Records shown.
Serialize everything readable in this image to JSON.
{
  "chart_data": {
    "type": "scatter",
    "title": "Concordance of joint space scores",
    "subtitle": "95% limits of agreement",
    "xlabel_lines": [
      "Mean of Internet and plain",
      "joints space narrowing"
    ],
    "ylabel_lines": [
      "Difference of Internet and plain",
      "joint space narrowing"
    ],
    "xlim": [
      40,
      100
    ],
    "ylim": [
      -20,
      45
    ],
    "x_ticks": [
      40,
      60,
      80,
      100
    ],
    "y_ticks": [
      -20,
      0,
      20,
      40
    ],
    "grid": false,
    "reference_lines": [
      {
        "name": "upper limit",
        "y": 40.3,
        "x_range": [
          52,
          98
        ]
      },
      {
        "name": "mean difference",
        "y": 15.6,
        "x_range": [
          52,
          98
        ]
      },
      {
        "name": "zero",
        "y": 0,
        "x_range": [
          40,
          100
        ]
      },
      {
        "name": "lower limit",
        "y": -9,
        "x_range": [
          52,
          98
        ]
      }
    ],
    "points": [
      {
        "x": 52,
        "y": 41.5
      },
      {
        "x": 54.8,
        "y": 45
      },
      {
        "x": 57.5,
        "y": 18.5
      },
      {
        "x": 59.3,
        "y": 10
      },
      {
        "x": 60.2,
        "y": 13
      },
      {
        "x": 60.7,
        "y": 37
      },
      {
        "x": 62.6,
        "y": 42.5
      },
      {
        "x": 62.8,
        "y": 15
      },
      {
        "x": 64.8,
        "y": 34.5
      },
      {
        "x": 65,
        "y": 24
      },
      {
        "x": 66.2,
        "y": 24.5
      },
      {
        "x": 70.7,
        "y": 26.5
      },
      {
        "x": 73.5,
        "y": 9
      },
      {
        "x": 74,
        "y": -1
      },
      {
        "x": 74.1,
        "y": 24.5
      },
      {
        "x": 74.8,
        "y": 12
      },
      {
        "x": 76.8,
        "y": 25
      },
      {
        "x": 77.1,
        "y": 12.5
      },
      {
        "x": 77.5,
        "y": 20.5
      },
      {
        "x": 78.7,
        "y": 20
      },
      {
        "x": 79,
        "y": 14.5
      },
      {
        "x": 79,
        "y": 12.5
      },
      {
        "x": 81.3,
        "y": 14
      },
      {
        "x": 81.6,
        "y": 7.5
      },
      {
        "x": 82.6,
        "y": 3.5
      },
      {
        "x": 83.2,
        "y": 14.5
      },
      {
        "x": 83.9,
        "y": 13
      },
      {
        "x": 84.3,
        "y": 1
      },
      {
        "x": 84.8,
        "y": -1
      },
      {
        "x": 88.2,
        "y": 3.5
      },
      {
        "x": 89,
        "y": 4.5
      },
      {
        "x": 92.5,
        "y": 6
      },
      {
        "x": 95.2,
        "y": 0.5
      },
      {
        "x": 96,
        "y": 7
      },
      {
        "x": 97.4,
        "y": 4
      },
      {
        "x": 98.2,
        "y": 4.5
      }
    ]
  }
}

Goal.
Extract the whole listing, character for character.

Expected answer.
Serialize everything readable in this image to JSON.
{
  "chart_data": {
    "type": "scatter",
    "title": "Concordance of joint space scores",
    "subtitle": "95% limits of agreement",
    "xlabel_lines": [
      "Mean of Internet and plain",
      "joints space narrowing"
    ],
    "ylabel_lines": [
      "Difference of Internet and plain",
      "joint space narrowing"
    ],
    "xlim": [
      40,
      100
    ],
    "ylim": [
      -20,
      45
    ],
    "x_ticks": [
      40,
      60,
      80,
      100
    ],
    "y_ticks": [
      -20,
      0,
      20,
      40
    ],
    "grid": false,
    "reference_lines": [
      {
        "name": "upper limit",
        "y": 40.3,
        "x_range": [
          52,
          98
        ]
      },
      {
        "name": "mean difference",
        "y": 15.6,
        "x_range": [
          52,
          98
        ]
      },
      {
        "name": "zero",
        "y": 0,
        "x_range": [
          40,
          100
        ]
      },
      {
        "name": "lower limit",
        "y": -9,
        "x_range": [
          52,
          98
        ]
      }
    ],
    "points": [
      {
        "x": 52,
        "y": 41.5
      },
      {
        "x": 54.8,
        "y": 45
      },
      {
        "x": 57.5,
        "y": 18.5
      },
      {
        "x": 59.3,
        "y": 10
      },
      {
        "x": 60.2,
        "y": 13
      },
      {
        "x": 60.7,
        "y": 37
      },
      {
        "x": 62.6,
        "y": 42.5
      },
      {
        "x": 62.8,
        "y": 15
      },
      {
        "x": 64.8,
        "y": 34.5
      },
      {
        "x": 65,
        "y": 24
      },
      {
        "x": 66.2,
        "y": 24.5
      },
      {
        "x": 70.7,
        "y": 26.5
      },
      {
        "x": 73.5,
        "y": 9
      },
      {
        "x": 74,
        "y": -1
      },
      {
        "x": 74.1,
        "y": 24.5
      },
      {
        "x": 74.8,
        "y": 12
      },
      {
        "x": 76.8,
        "y": 25
      },
      {
        "x": 77.1,
        "y": 12.5
      },
      {
        "x": 77.5,
        "y": 20.5
      },
      {
        "x": 78.7,
        "y": 20
      },
      {
        "x": 79,
        "y": 14.5
      },
      {
        "x": 79,
        "y": 12.5
      },
      {
        "x": 81.3,
        "y": 14
      },
      {
        "x": 81.6,
        "y": 7.5
      },
      {
        "x": 82.6,
        "y": 3.5
      },
      {
        "x": 83.2,
        "y": 14.5
      },
      {
        "x": 83.9,
        "y": 13
      },
      {
        "x": 84.3,
        "y": 1
      },
      {
        "x": 84.8,
        "y": -1
      },
      {
        "x": 88.2,
        "y": 3.5
      },
      {
        "x": 89,
        "y": 4.5
      },
      {
        "x": 92.5,
        "y": 6
      },
      {
        "x": 95.2,
        "y": 0.5
      },
      {
        "x": 96,
        "y": 7
      },
      {
        "x": 97.4,
        "y": 4
      },
      {
        "x": 98.2,
        "y": 4.5
      }
    ]
  }
}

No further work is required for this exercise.